Instructions to follow: Quote the whole listing word for word, please.

Excerpt from a dataset:
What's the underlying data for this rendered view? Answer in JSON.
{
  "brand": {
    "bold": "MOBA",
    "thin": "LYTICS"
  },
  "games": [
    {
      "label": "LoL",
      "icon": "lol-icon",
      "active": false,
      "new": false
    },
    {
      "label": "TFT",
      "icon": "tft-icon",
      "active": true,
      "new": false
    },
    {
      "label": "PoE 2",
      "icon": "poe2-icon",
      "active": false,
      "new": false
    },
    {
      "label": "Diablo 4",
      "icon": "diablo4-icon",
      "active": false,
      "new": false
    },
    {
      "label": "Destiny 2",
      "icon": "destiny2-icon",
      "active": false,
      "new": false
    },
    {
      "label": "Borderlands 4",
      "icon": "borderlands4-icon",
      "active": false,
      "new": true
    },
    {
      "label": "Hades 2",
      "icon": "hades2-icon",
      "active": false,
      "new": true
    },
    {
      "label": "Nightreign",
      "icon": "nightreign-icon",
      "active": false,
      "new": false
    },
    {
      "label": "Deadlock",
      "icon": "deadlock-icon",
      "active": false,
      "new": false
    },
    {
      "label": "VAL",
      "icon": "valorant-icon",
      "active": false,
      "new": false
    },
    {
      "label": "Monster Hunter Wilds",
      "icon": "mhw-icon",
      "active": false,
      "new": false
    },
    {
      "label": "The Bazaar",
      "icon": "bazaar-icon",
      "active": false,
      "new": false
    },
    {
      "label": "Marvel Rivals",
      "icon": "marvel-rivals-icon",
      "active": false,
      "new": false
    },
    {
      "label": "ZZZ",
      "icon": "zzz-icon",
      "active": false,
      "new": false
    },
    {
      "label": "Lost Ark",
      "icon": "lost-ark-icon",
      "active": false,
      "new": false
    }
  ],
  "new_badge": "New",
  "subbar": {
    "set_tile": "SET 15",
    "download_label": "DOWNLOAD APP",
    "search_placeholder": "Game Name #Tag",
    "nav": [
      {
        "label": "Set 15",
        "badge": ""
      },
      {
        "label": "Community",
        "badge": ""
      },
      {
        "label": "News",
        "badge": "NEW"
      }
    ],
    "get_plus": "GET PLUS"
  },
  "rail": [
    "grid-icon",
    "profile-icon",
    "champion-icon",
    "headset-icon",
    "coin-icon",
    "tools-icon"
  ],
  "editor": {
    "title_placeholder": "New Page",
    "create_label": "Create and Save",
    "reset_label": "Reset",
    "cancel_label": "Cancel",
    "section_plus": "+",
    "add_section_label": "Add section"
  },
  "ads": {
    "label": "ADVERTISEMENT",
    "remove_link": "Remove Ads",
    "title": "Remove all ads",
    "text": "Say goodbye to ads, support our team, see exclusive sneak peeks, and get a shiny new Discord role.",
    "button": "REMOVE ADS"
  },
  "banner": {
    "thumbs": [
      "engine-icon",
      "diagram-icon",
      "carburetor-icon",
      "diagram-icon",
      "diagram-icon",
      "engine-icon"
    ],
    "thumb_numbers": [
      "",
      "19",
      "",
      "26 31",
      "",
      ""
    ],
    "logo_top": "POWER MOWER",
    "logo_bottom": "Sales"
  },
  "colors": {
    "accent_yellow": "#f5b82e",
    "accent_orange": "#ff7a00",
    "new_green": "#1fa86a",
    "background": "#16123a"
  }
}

Written reply:
What's the underlying data for this rendered view? Answer in JSON.
{
  "brand": {
    "bold": "MOBA",
    "thin": "LYTICS"
  },
  "games": [
    {
      "label": "LoL",
      "icon": "lol-icon",
      "active": false,
      "new": false
    },
    {
      "label": "TFT",
      "icon": "tft-icon",
      "active": true,
      "new": false
    },
    {
      "label": "PoE 2",
      "icon": "poe2-icon",
      "active": false,
      "new": false
    },
    {
      "label": "Diablo 4",
      "icon": "diablo4-icon",
      "active": false,
      "new": false
    },
    {
      "label": "Destiny 2",
      "icon": "destiny2-icon",
      "active": false,
      "new": false
    },
    {
      "label": "Borderlands 4",
      "icon": "borderlands4-icon",
      "active": false,
      "new": true
    },
    {
      "label": "Hades 2",
      "icon": "hades2-icon",
      "active": false,
      "new": true
    },
    {
      "label": "Nightreign",
      "icon": "nightreign-icon",
      "active": false,
      "new": false
    },
    {
      "label": "Deadlock",
      "icon": "deadlock-icon",
      "active": false,
      "new": false
    },
    {
      "label": "VAL",
      "icon": "valorant-icon",
      "active": false,
      "new": false
    },
    {
      "label": "Monster Hunter Wilds",
      "icon": "mhw-icon",
      "active": false,
      "new": false
    },
    {
      "label": "The Bazaar",
      "icon": "bazaar-icon",
      "active": false,
      "new": false
    },
    {
      "label": "Marvel Rivals",
      "icon": "marvel-rivals-icon",
      "active": false,
      "new": false
    },
    {
      "label": "ZZZ",
      "icon": "zzz-icon",
      "active": false,
      "new": false
    },
    {
      "label": "Lost Ark",
      "icon": "lost-ark-icon",
      "active": false,
      "new": false
    }
  ],
  "new_badge": "New",
  "subbar": {
    "set_tile": "SET 15",
    "download_label": "DOWNLOAD APP",
    "search_placeholder": "Game Name #Tag",
    "nav": [
      {
        "label": "Set 15",
        "badge": ""
      },
      {
        "label": "Community",
        "badge": ""
      },
      {
        "label": "News",
        "badge": "NEW"
      }
    ],
    "get_plus": "GET PLUS"
  },
  "rail": [
    "grid-icon",
    "profile-icon",
    "champion-icon",
    "headset-icon",
    "coin-icon",
    "tools-icon"
  ],
  "editor": {
    "title_placeholder": "New Page",
    "create_label": "Create and Save",
    "reset_label": "Reset",
    "cancel_label": "Cancel",
    "section_plus": "+",
    "add_section_label": "Add section"
  },
  "ads": {
    "label": "ADVERTISEMENT",
    "remove_link": "Remove Ads",
    "title": "Remove all ads",
    "text": "Say goodbye to ads, support our team, see exclusive sneak peeks, and get a shiny new Discord role.",
    "button": "REMOVE ADS"
  },
  "banner": {
    "thumbs": [
      "engine-icon",
      "diagram-icon",
      "carburetor-icon",
      "diagram-icon",
      "diagram-icon",
      "engine-icon"
    ],
    "thumb_numbers": [
      "",
      "19",
      "",
      "26 31",
      "",
      ""
    ],
    "logo_top": "POWER MOWER",
    "logo_bottom": "Sales"
  },
  "colors": {
    "accent_yellow": "#f5b82e",
    "accent_orange": "#ff7a00",
    "new_green": "#1fa86a",
    "background": "#16123a"
  }
}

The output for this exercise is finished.